:: Set problem ::
In the entries below, find every line holding the string "Следите" and collect it.
--- Start Data ---
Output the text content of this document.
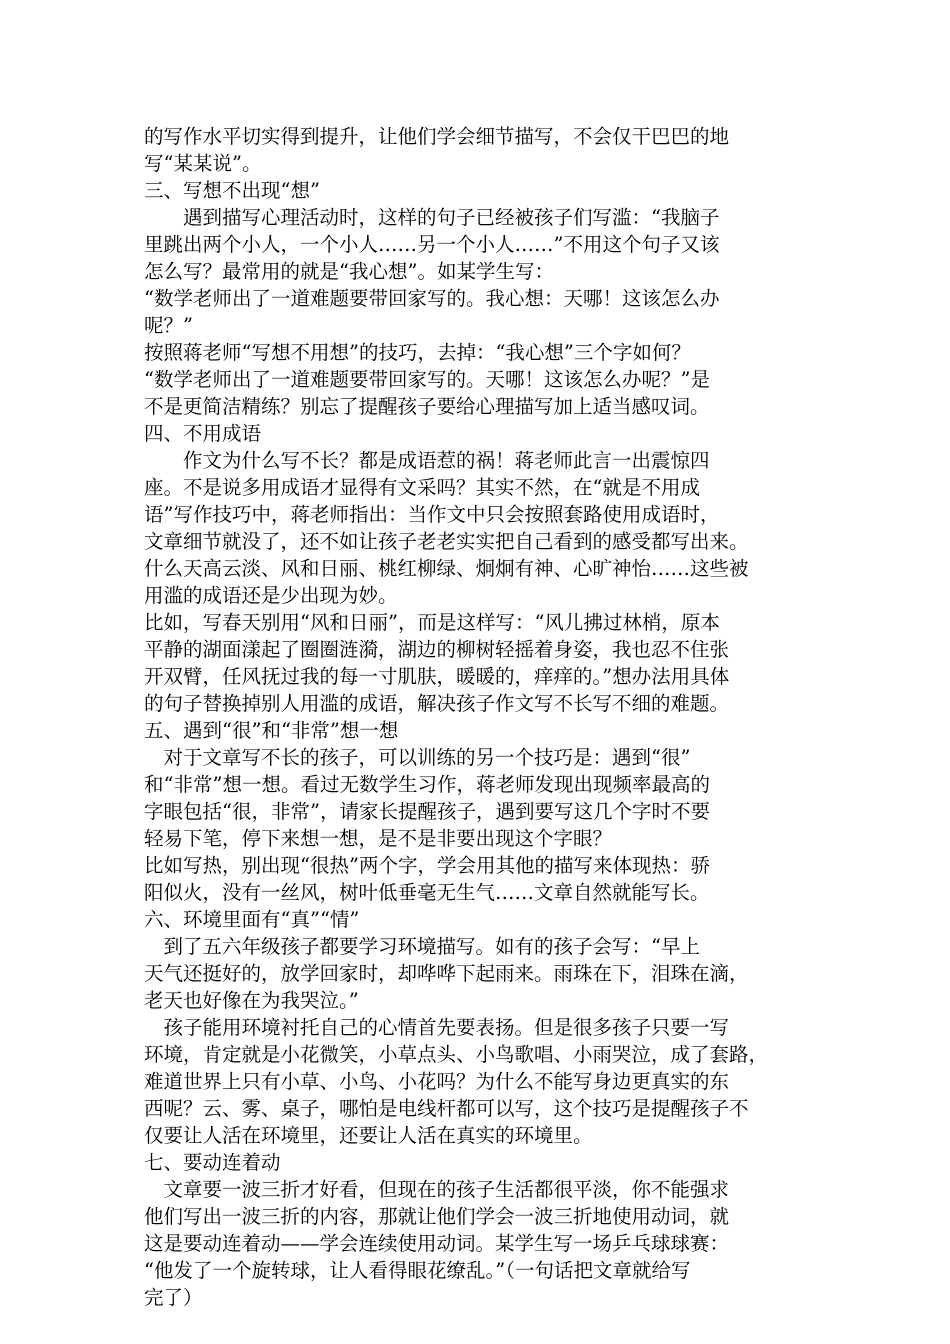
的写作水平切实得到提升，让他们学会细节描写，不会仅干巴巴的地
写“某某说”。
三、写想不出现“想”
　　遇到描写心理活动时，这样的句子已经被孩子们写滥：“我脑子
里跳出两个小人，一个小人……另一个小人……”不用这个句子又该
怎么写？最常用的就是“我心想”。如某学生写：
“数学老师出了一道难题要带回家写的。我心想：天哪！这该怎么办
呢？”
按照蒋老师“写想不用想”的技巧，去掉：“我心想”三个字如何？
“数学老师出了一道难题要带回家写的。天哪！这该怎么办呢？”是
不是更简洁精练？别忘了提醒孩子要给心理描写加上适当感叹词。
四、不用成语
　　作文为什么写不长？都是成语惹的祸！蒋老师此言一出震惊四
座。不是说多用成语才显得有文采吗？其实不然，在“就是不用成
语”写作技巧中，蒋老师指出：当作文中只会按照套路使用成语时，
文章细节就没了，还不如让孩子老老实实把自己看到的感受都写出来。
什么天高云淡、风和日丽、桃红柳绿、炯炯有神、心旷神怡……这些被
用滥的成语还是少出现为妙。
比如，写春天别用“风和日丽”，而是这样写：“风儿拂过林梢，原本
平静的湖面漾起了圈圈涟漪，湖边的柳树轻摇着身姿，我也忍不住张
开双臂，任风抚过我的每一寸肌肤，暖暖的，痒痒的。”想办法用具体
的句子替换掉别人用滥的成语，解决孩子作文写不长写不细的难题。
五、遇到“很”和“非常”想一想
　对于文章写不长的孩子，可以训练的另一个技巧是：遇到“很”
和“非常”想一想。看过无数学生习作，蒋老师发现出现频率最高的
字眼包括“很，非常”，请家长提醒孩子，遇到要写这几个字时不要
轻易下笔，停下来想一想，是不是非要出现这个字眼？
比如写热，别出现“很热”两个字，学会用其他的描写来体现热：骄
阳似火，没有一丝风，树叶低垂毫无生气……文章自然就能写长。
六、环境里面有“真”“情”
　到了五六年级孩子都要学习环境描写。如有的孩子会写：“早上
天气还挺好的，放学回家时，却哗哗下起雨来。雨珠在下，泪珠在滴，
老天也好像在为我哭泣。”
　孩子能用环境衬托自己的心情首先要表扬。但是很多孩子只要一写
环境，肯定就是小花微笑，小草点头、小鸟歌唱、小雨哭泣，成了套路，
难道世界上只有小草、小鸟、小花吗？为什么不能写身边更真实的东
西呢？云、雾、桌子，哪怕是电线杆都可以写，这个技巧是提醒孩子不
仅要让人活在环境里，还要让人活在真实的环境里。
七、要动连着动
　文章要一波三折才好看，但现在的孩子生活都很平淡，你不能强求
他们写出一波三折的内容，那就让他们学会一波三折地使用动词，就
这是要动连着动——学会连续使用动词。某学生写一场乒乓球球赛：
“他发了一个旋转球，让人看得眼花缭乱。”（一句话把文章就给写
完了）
--- End Data ---
--- Start Data ---
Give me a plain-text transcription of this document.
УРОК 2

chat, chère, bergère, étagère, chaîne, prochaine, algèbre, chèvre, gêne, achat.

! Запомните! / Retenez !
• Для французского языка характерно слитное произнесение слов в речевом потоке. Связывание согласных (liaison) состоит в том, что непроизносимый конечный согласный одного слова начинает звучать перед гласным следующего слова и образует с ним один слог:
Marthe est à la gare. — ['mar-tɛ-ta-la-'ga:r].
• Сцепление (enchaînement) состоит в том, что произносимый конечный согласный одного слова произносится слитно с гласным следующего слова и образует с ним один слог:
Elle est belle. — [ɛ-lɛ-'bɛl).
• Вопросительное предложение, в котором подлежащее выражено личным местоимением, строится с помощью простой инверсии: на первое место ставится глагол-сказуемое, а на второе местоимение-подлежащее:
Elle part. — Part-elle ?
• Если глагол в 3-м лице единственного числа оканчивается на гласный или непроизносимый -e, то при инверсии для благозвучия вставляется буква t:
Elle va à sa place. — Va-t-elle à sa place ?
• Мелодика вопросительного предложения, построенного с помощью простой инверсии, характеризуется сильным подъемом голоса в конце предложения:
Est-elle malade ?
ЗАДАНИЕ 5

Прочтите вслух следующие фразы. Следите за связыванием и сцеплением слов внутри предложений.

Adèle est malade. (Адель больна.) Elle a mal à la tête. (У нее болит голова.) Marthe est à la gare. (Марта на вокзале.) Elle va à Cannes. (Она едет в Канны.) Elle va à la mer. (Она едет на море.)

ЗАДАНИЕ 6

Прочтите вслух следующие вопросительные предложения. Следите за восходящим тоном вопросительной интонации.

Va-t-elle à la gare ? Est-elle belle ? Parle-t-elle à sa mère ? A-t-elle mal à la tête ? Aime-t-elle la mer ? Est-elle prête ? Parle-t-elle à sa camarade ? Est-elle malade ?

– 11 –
--- End Data ---
:: Written solution ::
Прочтите вслух следующие фразы. Следите за связыванием и сцеплением слов внутри предложений.
Прочтите вслух следующие вопросительные предложения. Следите за восходящим тоном вопросительной интонации.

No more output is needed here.